Dataset:
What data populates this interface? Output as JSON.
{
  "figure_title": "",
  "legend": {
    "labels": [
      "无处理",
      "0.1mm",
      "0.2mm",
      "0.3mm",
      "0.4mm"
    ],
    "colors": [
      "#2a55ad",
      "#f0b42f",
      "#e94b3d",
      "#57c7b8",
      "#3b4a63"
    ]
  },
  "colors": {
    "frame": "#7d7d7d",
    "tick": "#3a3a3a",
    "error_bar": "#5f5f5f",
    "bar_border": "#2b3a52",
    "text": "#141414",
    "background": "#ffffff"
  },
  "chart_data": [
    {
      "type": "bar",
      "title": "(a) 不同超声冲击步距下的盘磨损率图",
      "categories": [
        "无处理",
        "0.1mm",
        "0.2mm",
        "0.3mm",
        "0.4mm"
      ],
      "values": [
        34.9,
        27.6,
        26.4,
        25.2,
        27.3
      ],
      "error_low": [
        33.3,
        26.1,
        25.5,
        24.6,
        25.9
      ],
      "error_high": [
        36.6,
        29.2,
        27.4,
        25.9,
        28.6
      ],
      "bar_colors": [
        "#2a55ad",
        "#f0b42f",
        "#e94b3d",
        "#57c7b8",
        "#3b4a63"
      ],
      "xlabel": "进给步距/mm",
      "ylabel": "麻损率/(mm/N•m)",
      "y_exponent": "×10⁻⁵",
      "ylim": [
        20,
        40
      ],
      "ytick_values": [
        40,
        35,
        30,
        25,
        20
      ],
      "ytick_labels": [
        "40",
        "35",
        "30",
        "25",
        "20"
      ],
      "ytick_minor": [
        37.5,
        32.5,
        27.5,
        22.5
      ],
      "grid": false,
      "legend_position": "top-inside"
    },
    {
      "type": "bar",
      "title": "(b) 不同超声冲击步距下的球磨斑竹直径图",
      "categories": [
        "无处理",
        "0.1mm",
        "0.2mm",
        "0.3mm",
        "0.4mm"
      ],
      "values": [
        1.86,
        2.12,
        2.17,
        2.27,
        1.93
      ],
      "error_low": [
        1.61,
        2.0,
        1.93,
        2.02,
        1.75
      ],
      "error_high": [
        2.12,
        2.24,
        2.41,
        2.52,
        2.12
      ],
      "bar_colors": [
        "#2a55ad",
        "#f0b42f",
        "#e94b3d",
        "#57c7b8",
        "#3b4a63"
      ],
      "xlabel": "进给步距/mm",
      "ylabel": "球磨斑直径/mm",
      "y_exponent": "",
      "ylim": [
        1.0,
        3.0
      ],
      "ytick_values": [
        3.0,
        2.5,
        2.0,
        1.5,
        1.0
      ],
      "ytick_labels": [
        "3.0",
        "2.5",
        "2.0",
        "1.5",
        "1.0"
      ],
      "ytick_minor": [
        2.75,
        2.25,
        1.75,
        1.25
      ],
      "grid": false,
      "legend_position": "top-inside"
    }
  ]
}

What needs to be done: Repeat each entry word for word.

Written solution:
What data populates this interface? Output as JSON.
{
  "figure_title": "",
  "legend": {
    "labels": [
      "无处理",
      "0.1mm",
      "0.2mm",
      "0.3mm",
      "0.4mm"
    ],
    "colors": [
      "#2a55ad",
      "#f0b42f",
      "#e94b3d",
      "#57c7b8",
      "#3b4a63"
    ]
  },
  "colors": {
    "frame": "#7d7d7d",
    "tick": "#3a3a3a",
    "error_bar": "#5f5f5f",
    "bar_border": "#2b3a52",
    "text": "#141414",
    "background": "#ffffff"
  },
  "chart_data": [
    {
      "type": "bar",
      "title": "(a) 不同超声冲击步距下的盘磨损率图",
      "categories": [
        "无处理",
        "0.1mm",
        "0.2mm",
        "0.3mm",
        "0.4mm"
      ],
      "values": [
        34.9,
        27.6,
        26.4,
        25.2,
        27.3
      ],
      "error_low": [
        33.3,
        26.1,
        25.5,
        24.6,
        25.9
      ],
      "error_high": [
        36.6,
        29.2,
        27.4,
        25.9,
        28.6
      ],
      "bar_colors": [
        "#2a55ad",
        "#f0b42f",
        "#e94b3d",
        "#57c7b8",
        "#3b4a63"
      ],
      "xlabel": "进给步距/mm",
      "ylabel": "麻损率/(mm/N•m)",
      "y_exponent": "×10⁻⁵",
      "ylim": [
        20,
        40
      ],
      "ytick_values": [
        40,
        35,
        30,
        25,
        20
      ],
      "ytick_labels": [
        "40",
        "35",
        "30",
        "25",
        "20"
      ],
      "ytick_minor": [
        37.5,
        32.5,
        27.5,
        22.5
      ],
      "grid": false,
      "legend_position": "top-inside"
    },
    {
      "type": "bar",
      "title": "(b) 不同超声冲击步距下的球磨斑竹直径图",
      "categories": [
        "无处理",
        "0.1mm",
        "0.2mm",
        "0.3mm",
        "0.4mm"
      ],
      "values": [
        1.86,
        2.12,
        2.17,
        2.27,
        1.93
      ],
      "error_low": [
        1.61,
        2.0,
        1.93,
        2.02,
        1.75
      ],
      "error_high": [
        2.12,
        2.24,
        2.41,
        2.52,
        2.12
      ],
      "bar_colors": [
        "#2a55ad",
        "#f0b42f",
        "#e94b3d",
        "#57c7b8",
        "#3b4a63"
      ],
      "xlabel": "进给步距/mm",
      "ylabel": "球磨斑直径/mm",
      "y_exponent": "",
      "ylim": [
        1.0,
        3.0
      ],
      "ytick_values": [
        3.0,
        2.5,
        2.0,
        1.5,
        1.0
      ],
      "ytick_labels": [
        "3.0",
        "2.5",
        "2.0",
        "1.5",
        "1.0"
      ],
      "ytick_minor": [
        2.75,
        2.25,
        1.75,
        1.25
      ],
      "grid": false,
      "legend_position": "top-inside"
    }
  ]
}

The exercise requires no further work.